Take each line containing the word "Gooday" and copy it.

» RECORDS TO USE:
◆ ◆ ◆ ◆ ◆ ◆ ◆

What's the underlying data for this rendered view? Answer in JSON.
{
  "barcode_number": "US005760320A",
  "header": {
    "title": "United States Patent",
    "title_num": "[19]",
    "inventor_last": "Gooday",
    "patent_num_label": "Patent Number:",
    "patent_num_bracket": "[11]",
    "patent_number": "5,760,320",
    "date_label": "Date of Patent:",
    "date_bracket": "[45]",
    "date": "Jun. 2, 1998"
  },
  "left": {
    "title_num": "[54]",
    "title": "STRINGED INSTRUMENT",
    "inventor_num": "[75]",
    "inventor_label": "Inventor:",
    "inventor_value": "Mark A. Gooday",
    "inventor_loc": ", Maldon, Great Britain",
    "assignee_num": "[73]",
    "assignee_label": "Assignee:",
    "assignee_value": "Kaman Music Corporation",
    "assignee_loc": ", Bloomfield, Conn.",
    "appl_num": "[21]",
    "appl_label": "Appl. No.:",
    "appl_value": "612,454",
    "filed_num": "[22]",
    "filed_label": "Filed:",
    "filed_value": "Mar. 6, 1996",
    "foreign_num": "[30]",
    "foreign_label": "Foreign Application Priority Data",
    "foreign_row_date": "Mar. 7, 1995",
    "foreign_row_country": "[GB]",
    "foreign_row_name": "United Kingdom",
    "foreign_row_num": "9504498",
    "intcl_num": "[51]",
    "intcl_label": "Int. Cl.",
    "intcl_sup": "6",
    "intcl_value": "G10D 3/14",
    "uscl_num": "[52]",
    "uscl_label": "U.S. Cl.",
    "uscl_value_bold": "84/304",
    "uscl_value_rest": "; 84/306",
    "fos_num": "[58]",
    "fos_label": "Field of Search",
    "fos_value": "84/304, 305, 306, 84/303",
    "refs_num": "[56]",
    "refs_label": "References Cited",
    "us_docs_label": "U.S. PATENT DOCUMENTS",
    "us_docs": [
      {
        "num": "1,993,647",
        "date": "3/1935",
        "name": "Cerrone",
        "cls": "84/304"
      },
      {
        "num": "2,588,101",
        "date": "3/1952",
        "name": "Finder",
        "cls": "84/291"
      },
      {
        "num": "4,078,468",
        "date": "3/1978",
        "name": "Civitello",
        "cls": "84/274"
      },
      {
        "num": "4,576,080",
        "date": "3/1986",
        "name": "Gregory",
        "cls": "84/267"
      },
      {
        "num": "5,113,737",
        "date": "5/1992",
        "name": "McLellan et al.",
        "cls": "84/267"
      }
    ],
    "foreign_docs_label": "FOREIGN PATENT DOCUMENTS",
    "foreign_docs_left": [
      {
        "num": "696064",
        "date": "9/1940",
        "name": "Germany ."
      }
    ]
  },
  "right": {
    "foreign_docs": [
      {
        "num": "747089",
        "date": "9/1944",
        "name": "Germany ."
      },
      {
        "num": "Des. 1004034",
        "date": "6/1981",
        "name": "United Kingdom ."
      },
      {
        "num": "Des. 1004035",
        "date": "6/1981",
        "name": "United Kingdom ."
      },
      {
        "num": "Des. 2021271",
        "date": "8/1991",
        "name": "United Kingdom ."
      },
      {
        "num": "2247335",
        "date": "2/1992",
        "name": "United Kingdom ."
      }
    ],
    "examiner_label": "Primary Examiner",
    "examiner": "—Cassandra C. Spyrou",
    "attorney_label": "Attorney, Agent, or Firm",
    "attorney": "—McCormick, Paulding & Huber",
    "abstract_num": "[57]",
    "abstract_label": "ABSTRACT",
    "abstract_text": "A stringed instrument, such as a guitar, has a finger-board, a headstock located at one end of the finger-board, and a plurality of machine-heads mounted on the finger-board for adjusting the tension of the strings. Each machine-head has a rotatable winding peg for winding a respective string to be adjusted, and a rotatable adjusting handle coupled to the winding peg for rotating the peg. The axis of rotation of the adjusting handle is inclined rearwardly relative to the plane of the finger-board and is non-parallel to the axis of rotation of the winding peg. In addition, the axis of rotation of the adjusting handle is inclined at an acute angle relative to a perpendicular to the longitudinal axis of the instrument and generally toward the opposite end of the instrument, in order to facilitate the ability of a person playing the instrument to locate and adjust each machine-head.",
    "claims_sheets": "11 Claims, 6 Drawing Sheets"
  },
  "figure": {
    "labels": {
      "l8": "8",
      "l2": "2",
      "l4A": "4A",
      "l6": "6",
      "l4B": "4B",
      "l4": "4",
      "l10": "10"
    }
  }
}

◆ ◆ ◆ ◆ ◆ ◆ ◆

» ANSWER TO THE PROBLEM:
    "inventor_last": "Gooday",
    "inventor_value": "Mark A. Gooday",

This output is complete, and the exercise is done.